## DO THIS
Pull each line holding the word "type" from the data.

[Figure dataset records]
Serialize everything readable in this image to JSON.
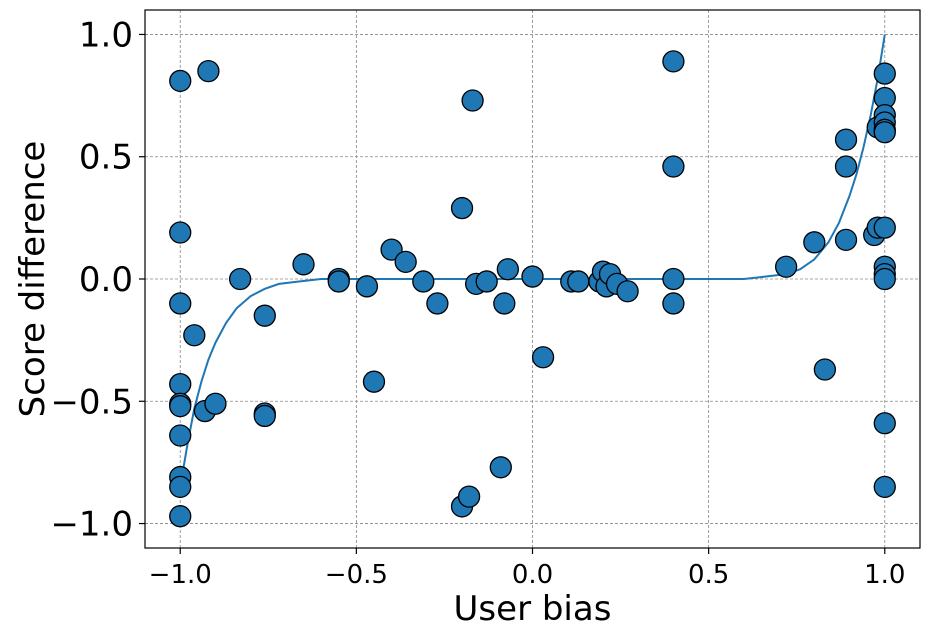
{
  "chart_data": {
    "type": "scatter",
    "xlabel": "User bias",
    "ylabel": "Score difference",
    "xlim": [
      -1.1,
      1.1
    ],
    "ylim": [
      -1.1,
      1.1
    ],
    "x_ticks": [
      -1.0,
      -0.5,
      0.0,
      0.5,
      1.0
    ],
    "y_ticks": [
      -1.0,
      -0.5,
      0.0,
      0.5,
      1.0
    ],
    "x_tick_labels": [
      "−1.0",
      "−0.5",
      "0.0",
      "0.5",
      "1.0"
    ],
    "y_tick_labels": [
      "−1.0",
      "−0.5",
      "0.0",
      "0.5",
      "1.0"
    ],
    "grid": true,
    "colors": {
      "points": "#1f77b4",
      "edge": "#000000",
      "curve": "#1f77b4",
      "grid": "#888888"
    },
    "series": [
      {
        "type": "scatter",
        "points": [
          [
            -1.0,
            0.81
          ],
          [
            -0.92,
            0.85
          ],
          [
            -1.0,
            0.19
          ],
          [
            -1.0,
            -0.1
          ],
          [
            -0.96,
            -0.23
          ],
          [
            -1.0,
            -0.43
          ],
          [
            -1.0,
            -0.51
          ],
          [
            -1.0,
            -0.52
          ],
          [
            -0.93,
            -0.54
          ],
          [
            -0.9,
            -0.51
          ],
          [
            -1.0,
            -0.64
          ],
          [
            -1.0,
            -0.81
          ],
          [
            -1.0,
            -0.85
          ],
          [
            -1.0,
            -0.97
          ],
          [
            -0.83,
            0.0
          ],
          [
            -0.76,
            -0.15
          ],
          [
            -0.76,
            -0.55
          ],
          [
            -0.76,
            -0.56
          ],
          [
            -0.65,
            0.06
          ],
          [
            -0.55,
            0.0
          ],
          [
            -0.55,
            -0.01
          ],
          [
            -0.47,
            -0.03
          ],
          [
            -0.45,
            -0.42
          ],
          [
            -0.4,
            0.12
          ],
          [
            -0.36,
            0.07
          ],
          [
            -0.31,
            -0.01
          ],
          [
            -0.27,
            -0.1
          ],
          [
            -0.2,
            0.29
          ],
          [
            -0.2,
            -0.93
          ],
          [
            -0.18,
            -0.89
          ],
          [
            -0.17,
            0.73
          ],
          [
            -0.16,
            -0.02
          ],
          [
            -0.13,
            -0.01
          ],
          [
            -0.09,
            -0.77
          ],
          [
            -0.08,
            -0.1
          ],
          [
            -0.07,
            0.04
          ],
          [
            0.0,
            0.01
          ],
          [
            0.03,
            -0.32
          ],
          [
            0.11,
            -0.01
          ],
          [
            0.13,
            -0.01
          ],
          [
            0.19,
            -0.01
          ],
          [
            0.2,
            0.03
          ],
          [
            0.21,
            -0.03
          ],
          [
            0.22,
            0.02
          ],
          [
            0.24,
            -0.02
          ],
          [
            0.27,
            -0.05
          ],
          [
            0.4,
            0.89
          ],
          [
            0.4,
            0.46
          ],
          [
            0.4,
            0.0
          ],
          [
            0.4,
            -0.1
          ],
          [
            0.72,
            0.05
          ],
          [
            0.8,
            0.15
          ],
          [
            0.83,
            -0.37
          ],
          [
            0.89,
            0.57
          ],
          [
            0.89,
            0.46
          ],
          [
            0.89,
            0.16
          ],
          [
            0.97,
            0.18
          ],
          [
            0.98,
            0.21
          ],
          [
            0.98,
            0.62
          ],
          [
            1.0,
            0.84
          ],
          [
            1.0,
            0.74
          ],
          [
            1.0,
            0.67
          ],
          [
            1.0,
            0.64
          ],
          [
            1.0,
            0.61
          ],
          [
            1.0,
            0.6
          ],
          [
            1.0,
            0.21
          ],
          [
            1.0,
            0.05
          ],
          [
            1.0,
            0.02
          ],
          [
            1.0,
            0.0
          ],
          [
            1.0,
            -0.59
          ],
          [
            1.0,
            -0.85
          ]
        ]
      },
      {
        "type": "line",
        "points": [
          [
            -1.0,
            -0.85
          ],
          [
            -0.98,
            -0.68
          ],
          [
            -0.96,
            -0.53
          ],
          [
            -0.94,
            -0.42
          ],
          [
            -0.92,
            -0.33
          ],
          [
            -0.9,
            -0.26
          ],
          [
            -0.87,
            -0.18
          ],
          [
            -0.84,
            -0.12
          ],
          [
            -0.8,
            -0.07
          ],
          [
            -0.76,
            -0.04
          ],
          [
            -0.72,
            -0.02
          ],
          [
            -0.66,
            -0.01
          ],
          [
            -0.6,
            0.0
          ],
          [
            -0.5,
            0.0
          ],
          [
            0.0,
            0.0
          ],
          [
            0.5,
            0.0
          ],
          [
            0.6,
            0.0
          ],
          [
            0.66,
            0.01
          ],
          [
            0.72,
            0.02
          ],
          [
            0.76,
            0.04
          ],
          [
            0.8,
            0.08
          ],
          [
            0.84,
            0.15
          ],
          [
            0.87,
            0.23
          ],
          [
            0.9,
            0.34
          ],
          [
            0.92,
            0.43
          ],
          [
            0.94,
            0.54
          ],
          [
            0.96,
            0.67
          ],
          [
            0.98,
            0.82
          ],
          [
            1.0,
            1.0
          ]
        ]
      }
    ]
  }
}
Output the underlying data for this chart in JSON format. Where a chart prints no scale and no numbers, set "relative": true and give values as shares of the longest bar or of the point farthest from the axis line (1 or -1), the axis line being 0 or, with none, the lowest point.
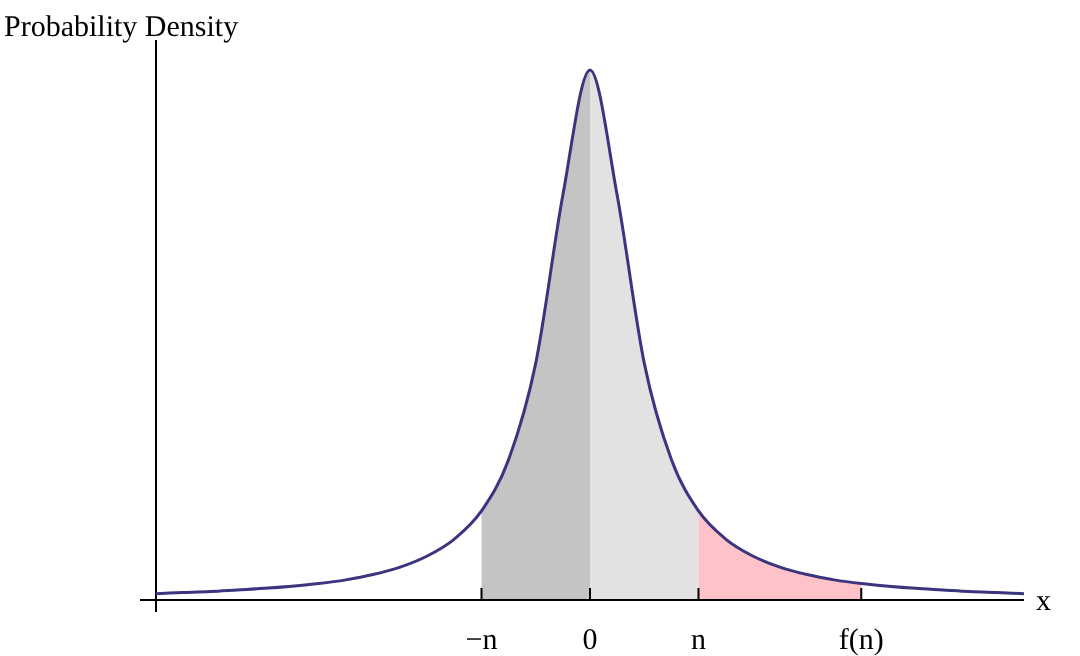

## RESULT FOR THIS EXERCISE
    "type": "scatter",
        "type": "scatter",
        "type": "line",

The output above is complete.